[START]

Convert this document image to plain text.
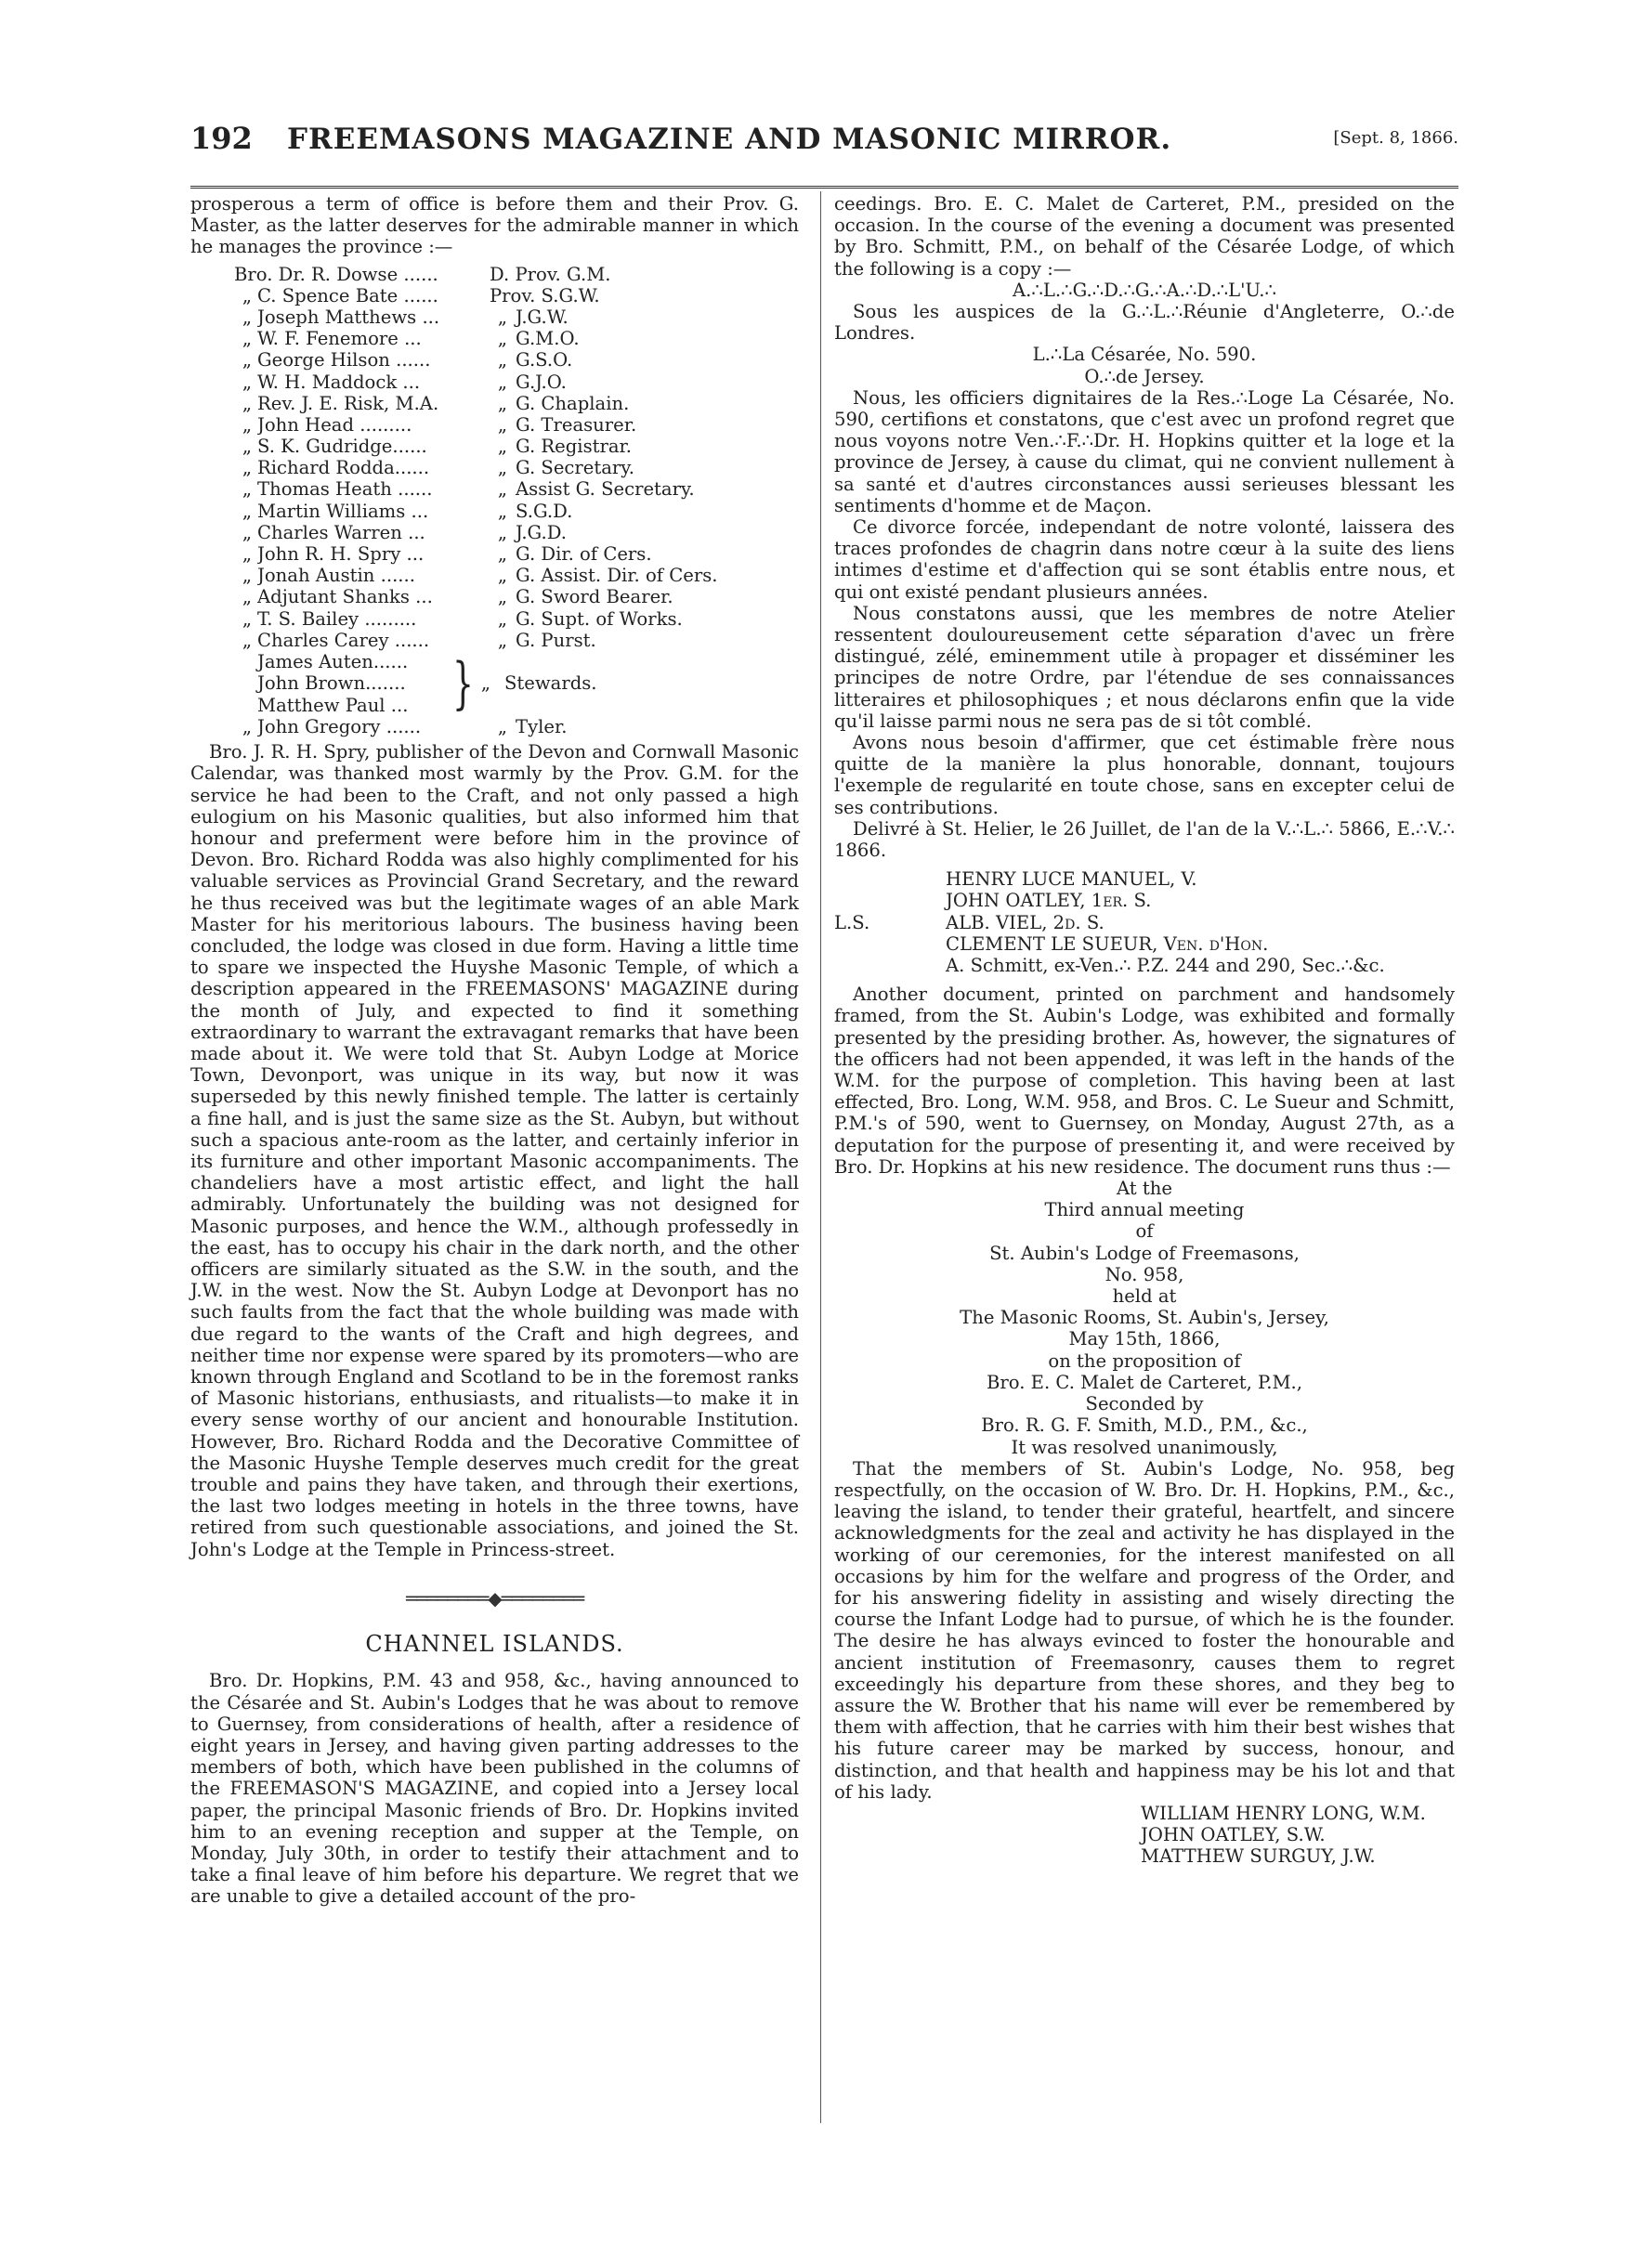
192 FREEMASONS MAGAZINE AND MASONIC MIRROR.	[Sept. 8, 1866.

prosperous a term of office is before them and their Prov. G. Master, as the latter deserves for the admirable manner in which he manages the province :—

Bro. Dr. R. Dowse ......	D. Prov. G.M.
„ C. Spence Bate ......	Prov. S.G.W.
„ Joseph Matthews ...	„ J.G.W.
„ W. F. Fenemore ...	„ G.M.O.
„ George Hilson ......	„ G.S.O.
„ W. H. Maddock ...	„ G.J.O.
„ Rev. J. E. Risk, M.A.	„ G. Chaplain.
„ John Head .........	„ G. Treasurer.
„ S. K. Gudridge......	„ G. Registrar.
„ Richard Rodda......	„ G. Secretary.
„ Thomas Heath ......	„ Assist G. Secretary.
„ Martin Williams ...	„ S.G.D.
„ Charles Warren ...	„ J.G.D.
„ John R. H. Spry ...	„ G. Dir. of Cers.
„ Jonah Austin ......	„ G. Assist. Dir. of Cers.
„ Adjutant Shanks ...	„ G. Sword Bearer.
„ T. S. Bailey .........	„ G. Supt. of Works.
„ Charles Carey ......	„ G. Purst.
James Auten......
John Brown.......
Matthew Paul ... } „ Stewards.
„ John Gregory ......	„ Tyler.

Bro. J. R. H. Spry, publisher of the Devon and Cornwall Masonic Calendar, was thanked most warmly by the Prov. G.M. for the service he had been to the Craft, and not only passed a high eulogium on his Masonic qualities, but also informed him that honour and preferment were before him in the province of Devon. Bro. Richard Rodda was also highly complimented for his valuable services as Provincial Grand Secretary, and the reward he thus received was but the legitimate wages of an able Mark Master for his meritorious labours. The business having been concluded, the lodge was closed in due form. Having a little time to spare we inspected the Huyshe Masonic Temple, of which a description appeared in the FREEMASONS' MAGAZINE during the month of July, and expected to find it something extraordinary to warrant the extravagant remarks that have been made about it. We were told that St. Aubyn Lodge at Morice Town, Devonport, was unique in its way, but now it was superseded by this newly finished temple. The latter is certainly a fine hall, and is just the same size as the St. Aubyn, but without such a spacious ante-room as the latter, and certainly inferior in its furniture and other important Masonic accompaniments. The chandeliers have a most artistic effect, and light the hall admirably. Unfortunately the building was not designed for Masonic purposes, and hence the W.M., although professedly in the east, has to occupy his chair in the dark north, and the other officers are similarly situated as the S.W. in the south, and the J.W. in the west. Now the St. Aubyn Lodge at Devonport has no such faults from the fact that the whole building was made with due regard to the wants of the Craft and high degrees, and neither time nor expense were spared by its promoters—who are known through England and Scotland to be in the foremost ranks of Masonic historians, enthusiasts, and ritualists—to make it in every sense worthy of our ancient and honourable Institution. However, Bro. Richard Rodda and the Decorative Committee of the Masonic Huyshe Temple deserves much credit for the great trouble and pains they have taken, and through their exertions, the last two lodges meeting in hotels in the three towns, have retired from such questionable associations, and joined the St. John's Lodge at the Temple in Princess-street.

════════◆════════
CHANNEL ISLANDS.

Bro. Dr. Hopkins, P.M. 43 and 958, &c., having announced to the Césarée and St. Aubin's Lodges that he was about to remove to Guernsey, from considerations of health, after a residence of eight years in Jersey, and having given parting addresses to the members of both, which have been published in the columns of the FREEMASON'S MAGAZINE, and copied into a Jersey local paper, the principal Masonic friends of Bro. Dr. Hopkins invited him to an evening reception and supper at the Temple, on Monday, July 30th, in order to testify their attachment and to take a final leave of him before his departure. We regret that we are unable to give a detailed account of the pro-

ceedings. Bro. E. C. Malet de Carteret, P.M., presided on the occasion. In the course of the evening a document was presented by Bro. Schmitt, P.M., on behalf of the Césarée Lodge, of which the following is a copy :—

A.∴L.∴G.∴D.∴G.∴A.∴D.∴L'U.∴

Sous les auspices de la G.∴L.∴Réunie d'Angleterre, O.∴de Londres.

L.∴La Césarée, No. 590.

O.∴de Jersey.

Nous, les officiers dignitaires de la Res.∴Loge La Césarée, No. 590, certifions et constatons, que c'est avec un profond regret que nous voyons notre Ven.∴F.∴Dr. H. Hopkins quitter et la loge et la province de Jersey, à cause du climat, qui ne convient nullement à sa santé et d'autres circonstances aussi serieuses blessant les sentiments d'homme et de Maçon.

Ce divorce forcée, independant de notre volonté, laissera des traces profondes de chagrin dans notre cœur à la suite des liens intimes d'estime et d'affection qui se sont établis entre nous, et qui ont existé pendant plusieurs années.

Nous constatons aussi, que les membres de notre Atelier ressentent douloureusement cette séparation d'avec un frère distingué, zélé, eminemment utile à propager et disséminer les principes de notre Ordre, par l'étendue de ses connaissances litteraires et philosophiques ; et nous déclarons enfin que la vide qu'il laisse parmi nous ne sera pas de si tôt comblé.

Avons nous besoin d'affirmer, que cet éstimable frère nous quitte de la manière la plus honorable, donnant, toujours l'exemple de regularité en toute chose, sans en excepter celui de ses contributions.

Delivré à St. Helier, le 26 Juillet, de l'an de la V.∴L.∴ 5866, E.∴V.∴ 1866.

HENRY LUCE MANUEL, V.
JOHN OATLEY, 1er. S.
L.S.	ALB. VIEL, 2d. S.
CLEMENT LE SUEUR, Ven. d'Hon.
A. Schmitt, ex-Ven.∴ P.Z. 244 and 290, Sec.∴&c.

Another document, printed on parchment and handsomely framed, from the St. Aubin's Lodge, was exhibited and formally presented by the presiding brother. As, however, the signatures of the officers had not been appended, it was left in the hands of the W.M. for the purpose of completion. This having been at last effected, Bro. Long, W.M. 958, and Bros. C. Le Sueur and Schmitt, P.M.'s of 590, went to Guernsey, on Monday, August 27th, as a deputation for the purpose of presenting it, and were received by Bro. Dr. Hopkins at his new residence. The document runs thus :—

At the

Third annual meeting

of

St. Aubin's Lodge of Freemasons,

No. 958,

held at

The Masonic Rooms, St. Aubin's, Jersey,

May 15th, 1866,

on the proposition of

Bro. E. C. Malet de Carteret, P.M.,

Seconded by

Bro. R. G. F. Smith, M.D., P.M., &c.,

It was resolved unanimously,

That the members of St. Aubin's Lodge, No. 958, beg respectfully, on the occasion of W. Bro. Dr. H. Hopkins, P.M., &c., leaving the island, to tender their grateful, heartfelt, and sincere acknowledgments for the zeal and activity he has displayed in the working of our ceremonies, for the interest manifested on all occasions by him for the welfare and progress of the Order, and for his answering fidelity in assisting and wisely directing the course the Infant Lodge had to pursue, of which he is the founder. The desire he has always evinced to foster the honourable and ancient institution of Freemasonry, causes them to regret exceedingly his departure from these shores, and they beg to assure the W. Brother that his name will ever be remembered by them with affection, that he carries with him their best wishes that his future career may be marked by success, honour, and distinction, and that health and happiness may be his lot and that of his lady.

WILLIAM HENRY LONG, W.M.

JOHN OATLEY, S.W.

MATTHEW SURGUY, J.W.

[END]

Goal:
Pick out all lines from the data above in which the word "Carteret" appears.

Completed exercise:
ceedings. Bro. E. C. Malet de Carteret, P.M., presided on the occasion. In the course of the evening a document was presented by Bro. Schmitt, P.M., on behalf of the Césarée Lodge, of which the following is a copy :—
Bro. E. C. Malet de Carteret, P.M.,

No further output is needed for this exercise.